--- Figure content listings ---
|---|

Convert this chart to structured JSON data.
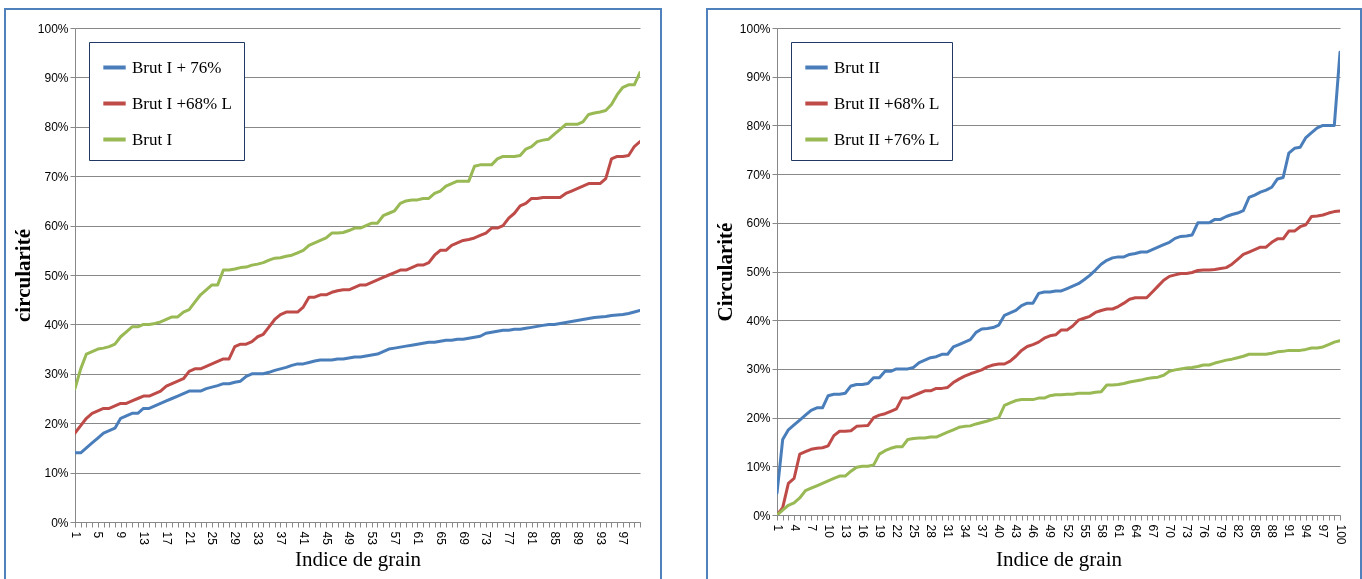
{
  "chart_data": [
    {
      "type": "line",
      "xlabel": "Indice de grain",
      "ylabel": "circularité",
      "categories": [
        "1",
        null,
        null,
        null,
        "5",
        null,
        null,
        null,
        "9",
        null,
        null,
        null,
        "13",
        null,
        null,
        null,
        "17",
        null,
        null,
        null,
        "21",
        null,
        null,
        null,
        "25",
        null,
        null,
        null,
        "29",
        null,
        null,
        null,
        "33",
        null,
        null,
        null,
        "37",
        null,
        null,
        null,
        "41",
        null,
        null,
        null,
        "45",
        null,
        null,
        null,
        "49",
        null,
        null,
        null,
        "53",
        null,
        null,
        null,
        "57",
        null,
        null,
        null,
        "61",
        null,
        null,
        null,
        "65",
        null,
        null,
        null,
        "69",
        null,
        null,
        null,
        "73",
        null,
        null,
        null,
        "77",
        null,
        null,
        null,
        "81",
        null,
        null,
        null,
        "85",
        null,
        null,
        null,
        "89",
        null,
        null,
        null,
        "93",
        null,
        null,
        null,
        "97",
        null,
        null,
        null
      ],
      "series": [
        {
          "name": "Brut I + 76%",
          "color": "#4a7ebb",
          "values": [
            14,
            14,
            15,
            16,
            17,
            18,
            18.5,
            19,
            21,
            21.5,
            22,
            22,
            23,
            23,
            23.5,
            24,
            24.5,
            25,
            25.5,
            26,
            26.5,
            26.5,
            26.5,
            27,
            27.3,
            27.6,
            28,
            28,
            28.3,
            28.5,
            29.5,
            30,
            30,
            30,
            30.3,
            30.7,
            31,
            31.3,
            31.7,
            32,
            32,
            32.3,
            32.6,
            32.8,
            32.8,
            32.8,
            33,
            33,
            33.2,
            33.4,
            33.4,
            33.6,
            33.8,
            34,
            34.5,
            35,
            35.2,
            35.4,
            35.6,
            35.8,
            36,
            36.2,
            36.4,
            36.4,
            36.6,
            36.8,
            36.8,
            37,
            37,
            37.2,
            37.4,
            37.6,
            38.2,
            38.4,
            38.6,
            38.8,
            38.8,
            39,
            39,
            39.2,
            39.4,
            39.6,
            39.8,
            40,
            40,
            40.2,
            40.4,
            40.6,
            40.8,
            41,
            41.2,
            41.4,
            41.5,
            41.6,
            41.8,
            41.9,
            42,
            42.2,
            42.5,
            42.8
          ]
        },
        {
          "name": "Brut I +68% L",
          "color": "#be4b48",
          "values": [
            18,
            19.5,
            21,
            22,
            22.5,
            23,
            23,
            23.5,
            24,
            24,
            24.5,
            25,
            25.5,
            25.5,
            26,
            26.5,
            27.5,
            28,
            28.5,
            29,
            30.5,
            31,
            31,
            31.5,
            32,
            32.5,
            33,
            33,
            35.5,
            36,
            36,
            36.5,
            37.5,
            38,
            39.5,
            41,
            42,
            42.5,
            42.5,
            42.5,
            43.5,
            45.5,
            45.5,
            46,
            46,
            46.5,
            46.8,
            47,
            47,
            47.5,
            48,
            48,
            48.5,
            49,
            49.5,
            50,
            50.5,
            51,
            51,
            51.5,
            52,
            52,
            52.5,
            54,
            55,
            55,
            56,
            56.5,
            57,
            57.2,
            57.5,
            58,
            58.5,
            59.5,
            59.5,
            60,
            61.5,
            62.5,
            64,
            64.5,
            65.5,
            65.5,
            65.7,
            65.7,
            65.7,
            65.7,
            66.5,
            67,
            67.5,
            68,
            68.5,
            68.5,
            68.5,
            69.5,
            73.5,
            74,
            74,
            74.2,
            76,
            77
          ]
        },
        {
          "name": "Brut I",
          "color": "#98b954",
          "values": [
            27,
            31,
            34,
            34.5,
            35,
            35.2,
            35.5,
            36,
            37.5,
            38.5,
            39.5,
            39.5,
            40,
            40,
            40.2,
            40.5,
            41,
            41.5,
            41.5,
            42.5,
            43,
            44.5,
            46,
            47,
            48,
            48,
            51,
            51,
            51.2,
            51.5,
            51.6,
            52,
            52.2,
            52.5,
            53,
            53.4,
            53.5,
            53.8,
            54,
            54.5,
            55,
            56,
            56.5,
            57,
            57.5,
            58.5,
            58.5,
            58.6,
            59,
            59.5,
            59.5,
            60,
            60.5,
            60.5,
            62,
            62.5,
            63,
            64.5,
            65,
            65.2,
            65.2,
            65.5,
            65.5,
            66.5,
            67,
            68,
            68.5,
            69,
            69,
            69,
            72,
            72.3,
            72.3,
            72.3,
            73.5,
            74,
            74,
            74,
            74.2,
            75.5,
            76,
            77,
            77.3,
            77.5,
            78.5,
            79.5,
            80.5,
            80.5,
            80.5,
            81,
            82.5,
            82.8,
            83,
            83.3,
            84.5,
            86.5,
            88,
            88.5,
            88.5,
            91
          ]
        }
      ],
      "ylim": [
        0,
        100
      ],
      "yticks": [
        {
          "value": 0,
          "label": "0%"
        },
        {
          "value": 10,
          "label": "10%"
        },
        {
          "value": 20,
          "label": "20%"
        },
        {
          "value": 30,
          "label": "30%"
        },
        {
          "value": 40,
          "label": "40%"
        },
        {
          "value": 50,
          "label": "50%"
        },
        {
          "value": 60,
          "label": "60%"
        },
        {
          "value": 70,
          "label": "70%"
        },
        {
          "value": 80,
          "label": "80%"
        },
        {
          "value": 90,
          "label": "90%"
        },
        {
          "value": 100,
          "label": "100%"
        }
      ],
      "grid": "y",
      "legend": "top left"
    },
    {
      "type": "line",
      "xlabel": "Indice de grain",
      "ylabel": "Circularité",
      "categories": [
        "1",
        null,
        null,
        "4",
        null,
        null,
        "7",
        null,
        null,
        "10",
        null,
        null,
        "13",
        null,
        null,
        "16",
        null,
        null,
        "19",
        null,
        null,
        "22",
        null,
        null,
        "25",
        null,
        null,
        "28",
        null,
        null,
        "31",
        null,
        null,
        "34",
        null,
        null,
        "37",
        null,
        null,
        "40",
        null,
        null,
        "43",
        null,
        null,
        "46",
        null,
        null,
        "49",
        null,
        null,
        "52",
        null,
        null,
        "55",
        null,
        null,
        "58",
        null,
        null,
        "61",
        null,
        null,
        "64",
        null,
        null,
        "67",
        null,
        null,
        "70",
        null,
        null,
        "73",
        null,
        null,
        "76",
        null,
        null,
        "79",
        null,
        null,
        "82",
        null,
        null,
        "85",
        null,
        null,
        "88",
        null,
        null,
        "91",
        null,
        null,
        "94",
        null,
        null,
        "97",
        null,
        null,
        "100"
      ],
      "series": [
        {
          "name": "Brut II",
          "color": "#4a7ebb",
          "values": [
            4.5,
            15.5,
            17.5,
            18.5,
            19.5,
            20.5,
            21.5,
            22,
            22,
            24.5,
            24.8,
            24.8,
            25,
            26.5,
            26.8,
            26.8,
            27,
            28.2,
            28.2,
            29.5,
            29.5,
            30,
            30,
            30,
            30.3,
            31.3,
            31.8,
            32.3,
            32.5,
            33,
            33,
            34.5,
            35,
            35.5,
            36,
            37.5,
            38.2,
            38.3,
            38.5,
            39,
            41,
            41.5,
            42,
            43,
            43.5,
            43.5,
            45.5,
            45.8,
            45.8,
            46,
            46,
            46.5,
            47,
            47.5,
            48.3,
            49.2,
            50.3,
            51.5,
            52.3,
            52.8,
            53,
            53,
            53.5,
            53.7,
            54,
            54,
            54.5,
            55,
            55.5,
            56,
            56.8,
            57.2,
            57.3,
            57.5,
            60,
            60,
            60,
            60.7,
            60.7,
            61.3,
            61.7,
            62,
            62.5,
            65.2,
            65.7,
            66.3,
            66.7,
            67.3,
            69,
            69.3,
            74.3,
            75.3,
            75.5,
            77.5,
            78.5,
            79.5,
            80,
            80,
            80,
            95
          ]
        },
        {
          "name": "Brut II +68% L",
          "color": "#be4b48",
          "values": [
            0,
            1.5,
            6.5,
            7.5,
            12.5,
            13,
            13.5,
            13.7,
            13.8,
            14.2,
            16.3,
            17.2,
            17.2,
            17.3,
            18.2,
            18.3,
            18.4,
            20,
            20.5,
            20.8,
            21.3,
            21.8,
            24,
            24,
            24.5,
            25,
            25.5,
            25.5,
            26,
            26,
            26.2,
            27.2,
            27.9,
            28.5,
            29,
            29.4,
            29.8,
            30.4,
            30.8,
            31,
            31,
            31.6,
            32.6,
            33.8,
            34.6,
            35,
            35.5,
            36.3,
            36.8,
            37,
            38,
            38,
            38.8,
            40,
            40.4,
            40.8,
            41.6,
            42,
            42.3,
            42.3,
            42.8,
            43.5,
            44.3,
            44.6,
            44.6,
            44.6,
            45.8,
            47,
            48.2,
            49,
            49.3,
            49.6,
            49.6,
            49.8,
            50.2,
            50.3,
            50.3,
            50.4,
            50.6,
            50.8,
            51.5,
            52.5,
            53.5,
            54,
            54.5,
            55,
            55,
            56,
            56.7,
            56.7,
            58.3,
            58.3,
            59.2,
            59.6,
            61.3,
            61.4,
            61.6,
            62,
            62.3,
            62.4
          ]
        },
        {
          "name": "Brut II +76% L",
          "color": "#98b954",
          "values": [
            0,
            1,
            2,
            2.5,
            3.5,
            5,
            5.5,
            6,
            6.5,
            7,
            7.5,
            8,
            8,
            9,
            9.8,
            10,
            10,
            10.3,
            12.5,
            13.2,
            13.7,
            14,
            14,
            15.5,
            15.7,
            15.8,
            15.8,
            16,
            16,
            16.5,
            17,
            17.5,
            18,
            18.2,
            18.3,
            18.7,
            19,
            19.3,
            19.7,
            20,
            22.5,
            23,
            23.5,
            23.7,
            23.7,
            23.7,
            24,
            24,
            24.5,
            24.7,
            24.7,
            24.8,
            24.8,
            25,
            25,
            25,
            25.2,
            25.3,
            26.7,
            26.7,
            26.8,
            27,
            27.3,
            27.5,
            27.7,
            28,
            28.2,
            28.3,
            28.7,
            29.5,
            29.8,
            30,
            30.2,
            30.3,
            30.5,
            30.8,
            30.8,
            31.2,
            31.5,
            31.8,
            32,
            32.3,
            32.6,
            33,
            33,
            33,
            33,
            33.2,
            33.5,
            33.6,
            33.8,
            33.8,
            33.8,
            34,
            34.3,
            34.3,
            34.5,
            35,
            35.5,
            35.8
          ]
        }
      ],
      "ylim": [
        0,
        100
      ],
      "yticks": [
        {
          "value": 0,
          "label": "0%"
        },
        {
          "value": 10,
          "label": "10%"
        },
        {
          "value": 20,
          "label": "20%"
        },
        {
          "value": 30,
          "label": "30%"
        },
        {
          "value": 40,
          "label": "40%"
        },
        {
          "value": 50,
          "label": "50%"
        },
        {
          "value": 60,
          "label": "60%"
        },
        {
          "value": 70,
          "label": "70%"
        },
        {
          "value": 80,
          "label": "80%"
        },
        {
          "value": 90,
          "label": "90%"
        },
        {
          "value": 100,
          "label": "100%"
        }
      ],
      "grid": "y",
      "legend": "top left"
    }
  ]
}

|---|

Copy each line of the records containing the string "Brut".

          "name": "Brut I + 76%",
          "name": "Brut I +68% L",
          "name": "Brut I",
          "name": "Brut II",
          "name": "Brut II +68% L",
          "name": "Brut II +76% L",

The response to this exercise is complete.